Recorded data:
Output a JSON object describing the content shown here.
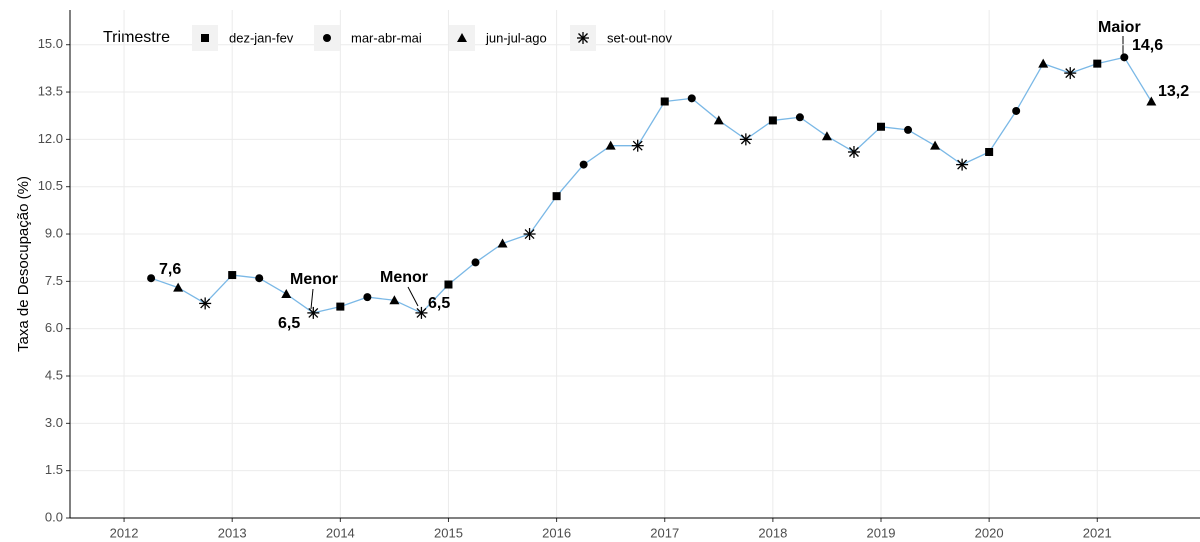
{
  "chart_data": {
    "type": "line",
    "y_label": "Taxa de Desocupação (%)",
    "legend_title": "Trimestre",
    "line_color": "#7ab8e6",
    "marker_color": "#000000",
    "grid": true,
    "xlim": [
      2011.5,
      2021.95
    ],
    "xticks": [
      2012,
      2013,
      2014,
      2015,
      2016,
      2017,
      2018,
      2019,
      2020,
      2021
    ],
    "ylim": [
      0,
      16.1
    ],
    "yticks": [
      {
        "value": 0,
        "label": "0.0"
      },
      1.5,
      {
        "value": 3,
        "label": "3.0"
      },
      4.5,
      {
        "value": 6,
        "label": "6.0"
      },
      7.5,
      {
        "value": 9,
        "label": "9.0"
      },
      10.5,
      {
        "value": 12,
        "label": "12.0"
      },
      13.5,
      {
        "value": 15,
        "label": "15.0"
      }
    ],
    "series": [
      {
        "name": "dez-jan-fev",
        "marker": "square",
        "x": [
          2013,
          2014,
          2015,
          2016,
          2017,
          2018,
          2019,
          2020,
          2021
        ],
        "values": [
          7.7,
          6.7,
          7.4,
          10.2,
          13.2,
          12.6,
          12.4,
          11.6,
          14.4
        ]
      },
      {
        "name": "mar-abr-mai",
        "marker": "circle",
        "x": [
          2012.25,
          2013.25,
          2014.25,
          2015.25,
          2016.25,
          2017.25,
          2018.25,
          2019.25,
          2020.25,
          2021.25
        ],
        "values": [
          7.6,
          7.6,
          7.0,
          8.1,
          11.2,
          13.3,
          12.7,
          12.3,
          12.9,
          14.6
        ]
      },
      {
        "name": "jun-jul-ago",
        "marker": "triangle",
        "x": [
          2012.5,
          2013.5,
          2014.5,
          2015.5,
          2016.5,
          2017.5,
          2018.5,
          2019.5,
          2020.5,
          2021.5
        ],
        "values": [
          7.3,
          7.1,
          6.9,
          8.7,
          11.8,
          12.6,
          12.1,
          11.8,
          14.4,
          13.2
        ]
      },
      {
        "name": "set-out-nov",
        "marker": "star",
        "x": [
          2012.75,
          2013.75,
          2014.75,
          2015.75,
          2016.75,
          2017.75,
          2018.75,
          2019.75,
          2020.75
        ],
        "values": [
          6.8,
          6.5,
          6.5,
          9.0,
          11.8,
          12.0,
          11.6,
          11.2,
          14.1
        ]
      }
    ],
    "annotations": [
      "7,6",
      "Menor",
      "6,5",
      "Menor",
      "6,5",
      "Maior",
      "14,6",
      "13,2"
    ]
  }
}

Direction: Reproduce every entry word for word, but omit the pictures.

Finished answer:
Output a JSON object describing the content shown here.
{
  "chart_data": {
    "type": "line",
    "y_label": "Taxa de Desocupação (%)",
    "legend_title": "Trimestre",
    "line_color": "#7ab8e6",
    "marker_color": "#000000",
    "grid": true,
    "xlim": [
      2011.5,
      2021.95
    ],
    "xticks": [
      2012,
      2013,
      2014,
      2015,
      2016,
      2017,
      2018,
      2019,
      2020,
      2021
    ],
    "ylim": [
      0,
      16.1
    ],
    "yticks": [
      {
        "value": 0,
        "label": "0.0"
      },
      1.5,
      {
        "value": 3,
        "label": "3.0"
      },
      4.5,
      {
        "value": 6,
        "label": "6.0"
      },
      7.5,
      {
        "value": 9,
        "label": "9.0"
      },
      10.5,
      {
        "value": 12,
        "label": "12.0"
      },
      13.5,
      {
        "value": 15,
        "label": "15.0"
      }
    ],
    "series": [
      {
        "name": "dez-jan-fev",
        "marker": "square",
        "x": [
          2013,
          2014,
          2015,
          2016,
          2017,
          2018,
          2019,
          2020,
          2021
        ],
        "values": [
          7.7,
          6.7,
          7.4,
          10.2,
          13.2,
          12.6,
          12.4,
          11.6,
          14.4
        ]
      },
      {
        "name": "mar-abr-mai",
        "marker": "circle",
        "x": [
          2012.25,
          2013.25,
          2014.25,
          2015.25,
          2016.25,
          2017.25,
          2018.25,
          2019.25,
          2020.25,
          2021.25
        ],
        "values": [
          7.6,
          7.6,
          7.0,
          8.1,
          11.2,
          13.3,
          12.7,
          12.3,
          12.9,
          14.6
        ]
      },
      {
        "name": "jun-jul-ago",
        "marker": "triangle",
        "x": [
          2012.5,
          2013.5,
          2014.5,
          2015.5,
          2016.5,
          2017.5,
          2018.5,
          2019.5,
          2020.5,
          2021.5
        ],
        "values": [
          7.3,
          7.1,
          6.9,
          8.7,
          11.8,
          12.6,
          12.1,
          11.8,
          14.4,
          13.2
        ]
      },
      {
        "name": "set-out-nov",
        "marker": "star",
        "x": [
          2012.75,
          2013.75,
          2014.75,
          2015.75,
          2016.75,
          2017.75,
          2018.75,
          2019.75,
          2020.75
        ],
        "values": [
          6.8,
          6.5,
          6.5,
          9.0,
          11.8,
          12.0,
          11.6,
          11.2,
          14.1
        ]
      }
    ],
    "annotations": [
      "7,6",
      "Menor",
      "6,5",
      "Menor",
      "6,5",
      "Maior",
      "14,6",
      "13,2"
    ]
  }
}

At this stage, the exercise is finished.